:: SUPPLIED ENTRIES ::
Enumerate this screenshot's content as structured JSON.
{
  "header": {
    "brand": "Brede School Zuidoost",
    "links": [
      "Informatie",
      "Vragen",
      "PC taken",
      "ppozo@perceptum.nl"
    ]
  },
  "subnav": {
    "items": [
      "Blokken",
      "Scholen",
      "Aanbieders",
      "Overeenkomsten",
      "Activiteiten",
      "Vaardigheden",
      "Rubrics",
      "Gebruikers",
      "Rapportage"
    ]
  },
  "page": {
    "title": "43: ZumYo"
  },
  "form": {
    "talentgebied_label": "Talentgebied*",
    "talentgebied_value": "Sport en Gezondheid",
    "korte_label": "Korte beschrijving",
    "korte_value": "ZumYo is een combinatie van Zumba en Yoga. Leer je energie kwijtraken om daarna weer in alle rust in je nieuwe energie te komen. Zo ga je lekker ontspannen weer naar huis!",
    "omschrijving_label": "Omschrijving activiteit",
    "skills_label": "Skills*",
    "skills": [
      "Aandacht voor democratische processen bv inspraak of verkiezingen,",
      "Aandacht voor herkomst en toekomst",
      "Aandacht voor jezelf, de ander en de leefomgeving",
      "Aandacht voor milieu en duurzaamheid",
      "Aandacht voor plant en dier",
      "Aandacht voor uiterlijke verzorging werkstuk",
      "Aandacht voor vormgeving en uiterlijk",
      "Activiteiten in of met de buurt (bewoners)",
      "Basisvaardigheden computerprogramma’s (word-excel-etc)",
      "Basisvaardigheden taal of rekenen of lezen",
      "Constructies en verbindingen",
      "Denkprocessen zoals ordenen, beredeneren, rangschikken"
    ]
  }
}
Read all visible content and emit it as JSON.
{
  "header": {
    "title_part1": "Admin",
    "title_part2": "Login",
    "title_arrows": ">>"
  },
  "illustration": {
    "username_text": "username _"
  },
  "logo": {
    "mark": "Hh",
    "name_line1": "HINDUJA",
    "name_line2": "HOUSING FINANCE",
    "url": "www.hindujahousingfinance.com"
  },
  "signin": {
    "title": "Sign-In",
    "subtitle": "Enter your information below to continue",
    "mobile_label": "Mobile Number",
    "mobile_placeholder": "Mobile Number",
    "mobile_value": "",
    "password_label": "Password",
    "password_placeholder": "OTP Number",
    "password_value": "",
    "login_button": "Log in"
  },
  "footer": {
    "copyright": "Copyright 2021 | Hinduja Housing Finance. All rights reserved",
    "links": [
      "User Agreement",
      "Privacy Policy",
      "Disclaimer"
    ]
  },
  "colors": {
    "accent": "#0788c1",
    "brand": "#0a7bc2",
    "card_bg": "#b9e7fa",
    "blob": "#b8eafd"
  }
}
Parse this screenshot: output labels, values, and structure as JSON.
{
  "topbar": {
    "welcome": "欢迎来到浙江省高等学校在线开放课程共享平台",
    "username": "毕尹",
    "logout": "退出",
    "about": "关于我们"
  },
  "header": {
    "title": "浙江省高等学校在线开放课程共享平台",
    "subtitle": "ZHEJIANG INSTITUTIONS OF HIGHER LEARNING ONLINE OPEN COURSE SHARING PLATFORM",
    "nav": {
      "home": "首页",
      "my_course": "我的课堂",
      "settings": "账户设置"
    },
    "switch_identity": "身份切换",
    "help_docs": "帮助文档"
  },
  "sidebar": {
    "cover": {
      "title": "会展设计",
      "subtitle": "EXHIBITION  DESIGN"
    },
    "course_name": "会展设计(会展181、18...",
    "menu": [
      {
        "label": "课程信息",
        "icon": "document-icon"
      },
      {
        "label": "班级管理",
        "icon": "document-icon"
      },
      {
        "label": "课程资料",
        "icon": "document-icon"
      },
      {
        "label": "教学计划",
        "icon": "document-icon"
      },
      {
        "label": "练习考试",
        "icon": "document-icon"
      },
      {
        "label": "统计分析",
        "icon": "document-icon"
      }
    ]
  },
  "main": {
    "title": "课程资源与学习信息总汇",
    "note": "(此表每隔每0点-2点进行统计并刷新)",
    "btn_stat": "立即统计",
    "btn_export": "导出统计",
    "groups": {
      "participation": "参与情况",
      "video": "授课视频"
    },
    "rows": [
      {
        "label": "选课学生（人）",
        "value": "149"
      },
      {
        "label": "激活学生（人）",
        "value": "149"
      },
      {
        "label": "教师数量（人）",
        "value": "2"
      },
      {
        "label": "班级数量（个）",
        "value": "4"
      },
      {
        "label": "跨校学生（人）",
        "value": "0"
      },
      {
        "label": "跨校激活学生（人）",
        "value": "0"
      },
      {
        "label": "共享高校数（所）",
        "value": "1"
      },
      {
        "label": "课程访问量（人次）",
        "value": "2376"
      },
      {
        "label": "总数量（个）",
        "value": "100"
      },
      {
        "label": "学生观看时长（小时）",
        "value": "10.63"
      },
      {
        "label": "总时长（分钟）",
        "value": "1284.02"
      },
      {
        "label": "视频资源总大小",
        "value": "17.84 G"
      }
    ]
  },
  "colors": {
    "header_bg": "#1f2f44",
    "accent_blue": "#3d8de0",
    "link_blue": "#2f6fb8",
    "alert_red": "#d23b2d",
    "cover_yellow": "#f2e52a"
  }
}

:: THE TASK ::
Which lines contain "会展设计"? Copy each of them.

:: EXERCISE ANSWER ::
      "title": "会展设计",
    "course_name": "会展设计(会展181、18...",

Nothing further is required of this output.